EXCERPT PROVIDED:

Sergio Mims Reviews SALT
2010-07-23
By Sergio Mims
CAST: Angelina Jolie,
Liev Schreiber, Chiwetel Ejiofor, Daniel OlbrychskiWRITTEN BY: Kurt
Wimmer
DIRECTED BY: Phillip
Noyce** TWO STARS
There are
people who will look at Salt as some kind of feminist fevered dream. A movie in
which a female hero who takes it from men but dishes it out even harder. It
wants very badly to be a fast paced Jason Bourne spy film with a ruthless and
coldly efficient super spy front and center. Unfortunately the big problem
which the film starring Angelina Jolie as Salt and directed by Aussie director
Phillip Noyce (Clear and Present Danger, Patriot Games, Rabbit Proof Fence,
Catch A Fire) is that the film isn’t nearly as good as any of the Bourne movies
and suffers mightily from trying too hard to copy its example.
Equal parts
Bourne, James Bond and a huge dose of MacGyver for good measure, Jolie plays
Edina Salt, a high level intelligence analyst and occasional secret op for the CIA
who we find at the beginning of the film being tortured in a North Korean
prison after been arrested during a mission gone wrong. Months later after her
release in a spy exchange, a Russian spy defector under interrogation accuses
Salt of being a Russian sleeper agent inteht on carrying out a high level
assassination.
Naturally,
Salt goes on the run to stop the assassination all the while brutally wiping
out anyone who comes in her way.
By now you
can predict that there are plenty of surprise twists and turns and supposed
shocking revelations, nothing is what it seems and nobody is who they claim to
be.

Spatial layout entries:

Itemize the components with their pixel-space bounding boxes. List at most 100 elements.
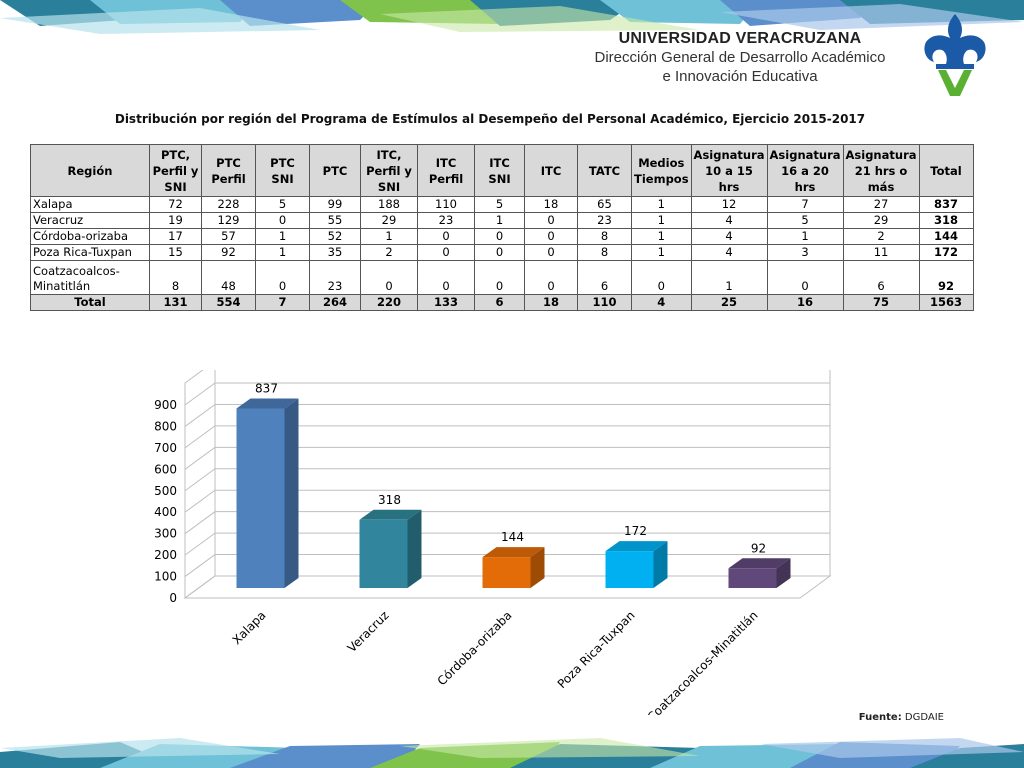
bottom-decorative-band xyxy=(0,738,1024,768)
y-tick-label: 100 xyxy=(154,570,177,584)
gridline xyxy=(184,532,830,556)
table-cell: 5 xyxy=(474,196,525,213)
side-wall xyxy=(184,370,216,599)
total-value-cell: 220 xyxy=(360,294,418,311)
bar-side xyxy=(284,398,299,588)
y-tick-label: 300 xyxy=(154,527,177,541)
table-row: Poza Rica-Tuxpan 15 92 1 35 2 0 0 0 8 1 4 3 11 172 xyxy=(30,244,974,261)
total-cell: 144 xyxy=(918,228,974,245)
table-cell: 1 xyxy=(631,196,692,213)
data-label: 144 xyxy=(501,530,524,544)
university-name: UNIVERSIDAD VERACRUZANA xyxy=(618,30,862,47)
table-cell: 1 xyxy=(631,212,692,229)
table-cell: 19 xyxy=(149,212,202,229)
y-tick-label: 500 xyxy=(154,484,177,498)
total-value-cell: 16 xyxy=(766,294,844,311)
table-cell: 17 xyxy=(149,228,202,245)
table-cell: 18 xyxy=(524,196,578,213)
bar xyxy=(728,558,791,588)
column-header: ITC xyxy=(524,144,578,197)
department-line-1: Dirección General de Desarrollo Académic… xyxy=(594,49,886,66)
category-label: Xalapa xyxy=(230,608,269,647)
total-value-cell: 25 xyxy=(690,294,768,311)
bar xyxy=(236,398,299,588)
table-cell: 52 xyxy=(309,228,361,245)
table-cell: 3 xyxy=(766,244,844,261)
table-cell: 72 xyxy=(149,196,202,213)
table-cell: 129 xyxy=(201,212,256,229)
gridline xyxy=(184,382,830,406)
column-header: Asignatura 10 a 15 hrs xyxy=(690,144,768,197)
region-cell: Poza Rica-Tuxpan xyxy=(30,244,150,261)
table-cell: 1 xyxy=(631,228,692,245)
total-value-cell: 75 xyxy=(842,294,920,311)
table-cell: 12 xyxy=(690,196,768,213)
table-cell: 35 xyxy=(309,244,361,261)
y-tick-label: 200 xyxy=(154,548,177,562)
gridline xyxy=(184,446,830,470)
data-label: 92 xyxy=(751,541,766,555)
y-tick-label: 700 xyxy=(154,441,177,455)
column-header: ITC, Perfil y SNI xyxy=(360,144,418,197)
source-label: Fuente: xyxy=(858,712,902,723)
bar-front xyxy=(482,557,531,588)
gridline xyxy=(184,403,830,427)
table-cell: 1 xyxy=(631,244,692,261)
column-header: Total xyxy=(918,144,974,197)
table-cell: 7 xyxy=(766,196,844,213)
table-cell: 2 xyxy=(842,228,920,245)
table-cell: 23 xyxy=(417,212,475,229)
table-cell: 228 xyxy=(201,196,256,213)
bar-side xyxy=(653,541,668,588)
table-cell: 29 xyxy=(360,212,418,229)
table-cell: 15 xyxy=(149,244,202,261)
bar-top xyxy=(605,541,668,552)
bar-front xyxy=(605,551,654,588)
total-label-cell: Total xyxy=(30,294,150,311)
total-value-cell: 131 xyxy=(149,294,202,311)
table-cell: 92 xyxy=(201,244,256,261)
bar xyxy=(482,547,545,588)
bar-front xyxy=(236,408,285,588)
total-value-cell: 4 xyxy=(631,294,692,311)
table-cell: 0 xyxy=(417,228,475,245)
total-value-cell: 7 xyxy=(255,294,310,311)
region-cell: Veracruz xyxy=(30,212,150,229)
table-cell: 6 xyxy=(842,260,920,295)
bar-front xyxy=(728,568,777,588)
gridline xyxy=(184,468,830,492)
table-title: Distribución por región del Programa de … xyxy=(114,112,866,126)
back-wall xyxy=(214,370,831,577)
gridline xyxy=(184,511,830,535)
table-row: Xalapa 72 228 5 99 188 110 5 18 65 1 12 7 27 837 xyxy=(30,196,974,213)
region-cell: Córdoba-orizaba xyxy=(30,228,150,245)
region-cell: Coatzacoalcos-Minatitlán xyxy=(30,260,150,295)
table-cell: 1 xyxy=(474,212,525,229)
table-cell: 8 xyxy=(577,244,632,261)
total-cell: 318 xyxy=(918,212,974,229)
table-cell: 2 xyxy=(360,244,418,261)
category-label: Poza Rica-Tuxpan xyxy=(555,608,638,691)
bar-top xyxy=(482,547,545,558)
table-cell: 1 xyxy=(360,228,418,245)
bar xyxy=(359,509,422,588)
table-cell: 11 xyxy=(842,244,920,261)
bar-front xyxy=(359,519,408,588)
total-value-cell: 554 xyxy=(201,294,256,311)
table-cell: 4 xyxy=(690,228,768,245)
total-cell: 837 xyxy=(918,196,974,213)
column-header: Asignatura 16 a 20 hrs xyxy=(766,144,844,197)
y-tick-label: 0 xyxy=(169,591,177,605)
region-cell: Xalapa xyxy=(30,196,150,213)
table-cell: 0 xyxy=(631,260,692,295)
table-cell: 5 xyxy=(255,196,310,213)
column-header: PTC xyxy=(309,144,361,197)
table-cell: 65 xyxy=(577,196,632,213)
table-cell: 55 xyxy=(309,212,361,229)
total-value-cell: 6 xyxy=(474,294,525,311)
total-value-cell: 1563 xyxy=(918,294,974,311)
gridline xyxy=(184,425,830,449)
data-label: 837 xyxy=(255,382,278,396)
table-cell: 23 xyxy=(577,212,632,229)
table-cell: 27 xyxy=(842,196,920,213)
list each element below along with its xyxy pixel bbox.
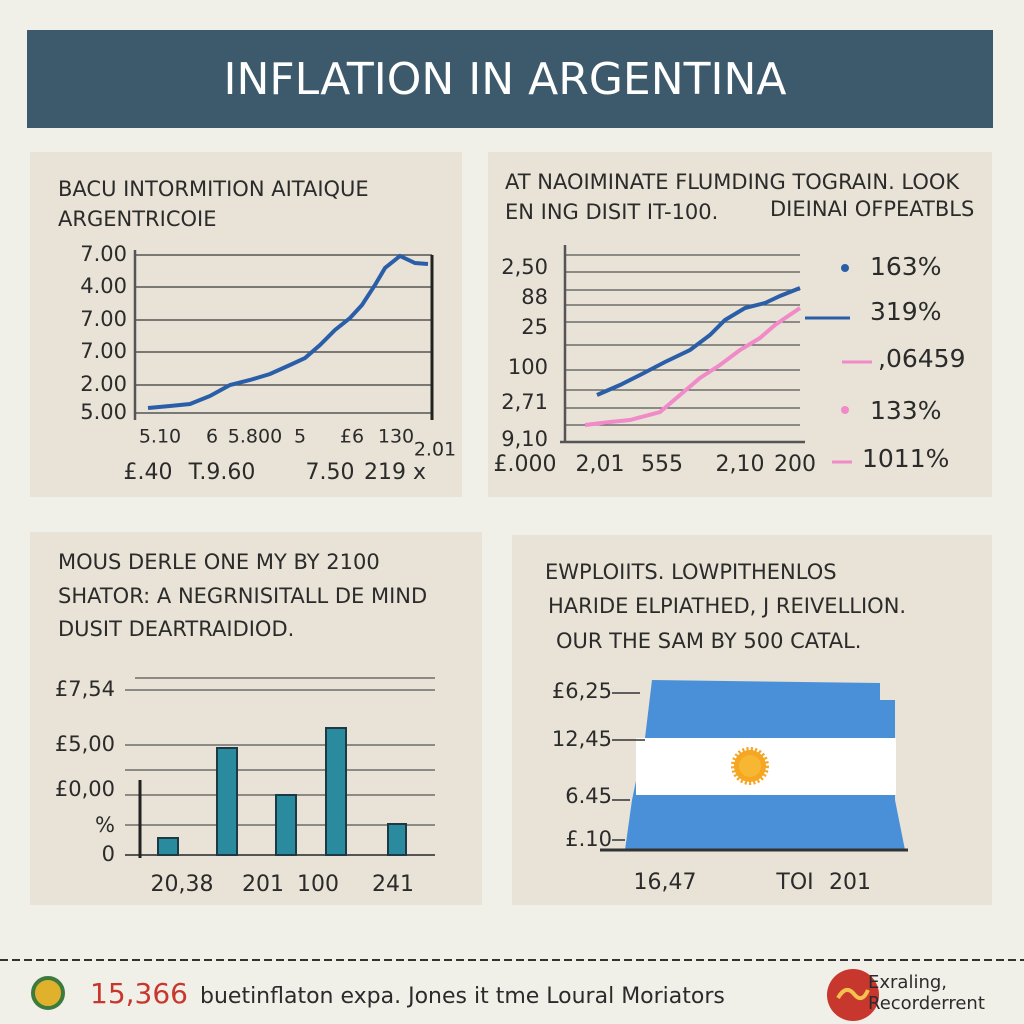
x-tick-label: 201 bbox=[242, 872, 284, 897]
title-bar bbox=[27, 30, 993, 128]
x-tick-label: 6 bbox=[206, 426, 218, 448]
x-tick-label: £.40 bbox=[124, 460, 173, 485]
legend-label: ,06459 bbox=[878, 344, 965, 373]
footer-logo-text: Exraling, bbox=[868, 972, 947, 993]
x-tick-label: 130 bbox=[378, 426, 414, 448]
y-tick-label: % bbox=[95, 813, 115, 837]
y-tick-label: £.10 bbox=[565, 827, 612, 851]
panel-heading: OUR THE SAM BY 500 CATAL. bbox=[556, 629, 861, 653]
panel-heading: EWPLOIITS. LOWPITHENLOS bbox=[545, 560, 837, 584]
y-tick-label: 7.00 bbox=[80, 307, 127, 331]
y-tick-label: 25 bbox=[521, 315, 548, 339]
x-tick-label: 7.50 bbox=[306, 460, 355, 485]
y-tick-label: £7,54 bbox=[55, 677, 115, 701]
x-tick-label: 2,01 bbox=[576, 452, 625, 477]
panel bbox=[488, 152, 992, 497]
line bbox=[584, 306, 802, 427]
panel-heading: HARIDE ELPIATHED, J REIVELLION. bbox=[548, 594, 906, 618]
footer-logo-text: Recorderrent bbox=[868, 993, 985, 1014]
sun bbox=[739, 755, 761, 777]
x-tick-label: 200 bbox=[774, 452, 816, 477]
panel-heading: DIEINAI OFPEATBLS bbox=[770, 197, 974, 221]
bars bbox=[157, 727, 407, 856]
x-tick-label: 2,10 bbox=[716, 452, 765, 477]
x-tick-label: 219 x bbox=[364, 460, 426, 485]
panel-heading: BACU INTORMITION AITAIQUE bbox=[58, 177, 369, 201]
line bbox=[596, 286, 801, 397]
x-tick-label: 2.01 bbox=[414, 439, 456, 461]
x-tick-label: 100 bbox=[297, 872, 339, 897]
footer-emblem bbox=[31, 976, 65, 1010]
x-tick-label: TOI bbox=[775, 870, 813, 895]
legend-label: 1011% bbox=[862, 444, 949, 473]
y-tick-label: 0 bbox=[102, 842, 115, 866]
panel-heading: MOUS DERLE ONE MY BY 2100 bbox=[58, 550, 380, 574]
x-tick-label: 5.10 bbox=[139, 426, 181, 448]
footer-number: 15,366 bbox=[90, 977, 188, 1010]
footer-logo bbox=[836, 987, 870, 1001]
footer-text: buetinflaton expa. Jones it tme Loural M… bbox=[200, 984, 725, 1009]
x-tick-label: 241 bbox=[372, 872, 414, 897]
panel-heading: AT NAOIMINATE FLUMDING TOGRAIN. LOOK bbox=[505, 170, 960, 194]
y-tick-label: 4.00 bbox=[80, 274, 127, 298]
y-tick-label: 2,71 bbox=[501, 390, 548, 414]
legend-marker bbox=[841, 264, 849, 272]
grid bbox=[560, 245, 805, 444]
legend-label: 163% bbox=[870, 252, 941, 281]
x-tick-label: 201 bbox=[829, 870, 871, 895]
y-tick-label: 7.00 bbox=[80, 339, 127, 363]
panel-heading: SHATOR: A NEGRNISITALL DE MIND bbox=[58, 584, 427, 608]
y-tick-label: £0,00 bbox=[55, 777, 115, 801]
grid bbox=[133, 250, 434, 420]
y-tick-label: 12,45 bbox=[552, 727, 612, 751]
y-tick-label: 2,50 bbox=[501, 255, 548, 279]
y-tick-label: 6.45 bbox=[565, 784, 612, 808]
y-tick-label: 2.00 bbox=[80, 372, 127, 396]
x-tick-label: 555 bbox=[641, 452, 683, 477]
title: INFLATION IN ARGENTINA bbox=[223, 54, 786, 105]
x-tick-label: T.9.60 bbox=[188, 460, 256, 485]
axis bbox=[600, 692, 908, 852]
y-tick-label: 88 bbox=[521, 285, 548, 309]
panel bbox=[30, 152, 462, 497]
x-tick-label: £.000 bbox=[494, 452, 557, 477]
y-tick-label: 9,10 bbox=[501, 427, 548, 451]
line bbox=[147, 253, 429, 410]
panel-heading: ARGENTRICOIE bbox=[58, 207, 216, 231]
panel-heading: DUSIT DEARTRAIDIOD. bbox=[58, 617, 294, 641]
y-tick-label: 7.00 bbox=[80, 242, 127, 266]
y-tick-label: £5,00 bbox=[55, 732, 115, 756]
panel-heading: EN ING DISIT IT-100. bbox=[505, 200, 718, 224]
legend-marker bbox=[841, 406, 849, 414]
y-tick-label: 100 bbox=[508, 355, 548, 379]
legend-label: 319% bbox=[870, 297, 941, 326]
legend-label: 133% bbox=[870, 396, 941, 425]
x-tick-label: 16,47 bbox=[634, 870, 697, 895]
x-tick-label: £6 bbox=[340, 426, 364, 448]
x-tick-label: 5 bbox=[294, 426, 306, 448]
x-tick-label: 20,38 bbox=[151, 872, 214, 897]
y-tick-label: £6,25 bbox=[552, 679, 612, 703]
x-tick-label: 5.800 bbox=[228, 426, 282, 448]
y-tick-label: 5.00 bbox=[80, 400, 127, 424]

TO BE DONE: Repeat word for word the passage of the Salt review that starts at "Equal parts" and ends at "assassination.".

EXERCISE OUTPUT:
Equal parts
Bourne, James Bond and a huge dose of MacGyver for good measure, Jolie plays
Edina Salt, a high level intelligence analyst and occasional secret op for the CIA
who we find at the beginning of the film being tortured in a North Korean
prison after been arrested during a mission gone wrong. Months later after her
release in a spy exchange, a Russian spy defector under interrogation accuses
Salt of being a Russian sleeper agent inteht on carrying out a high level
assassination.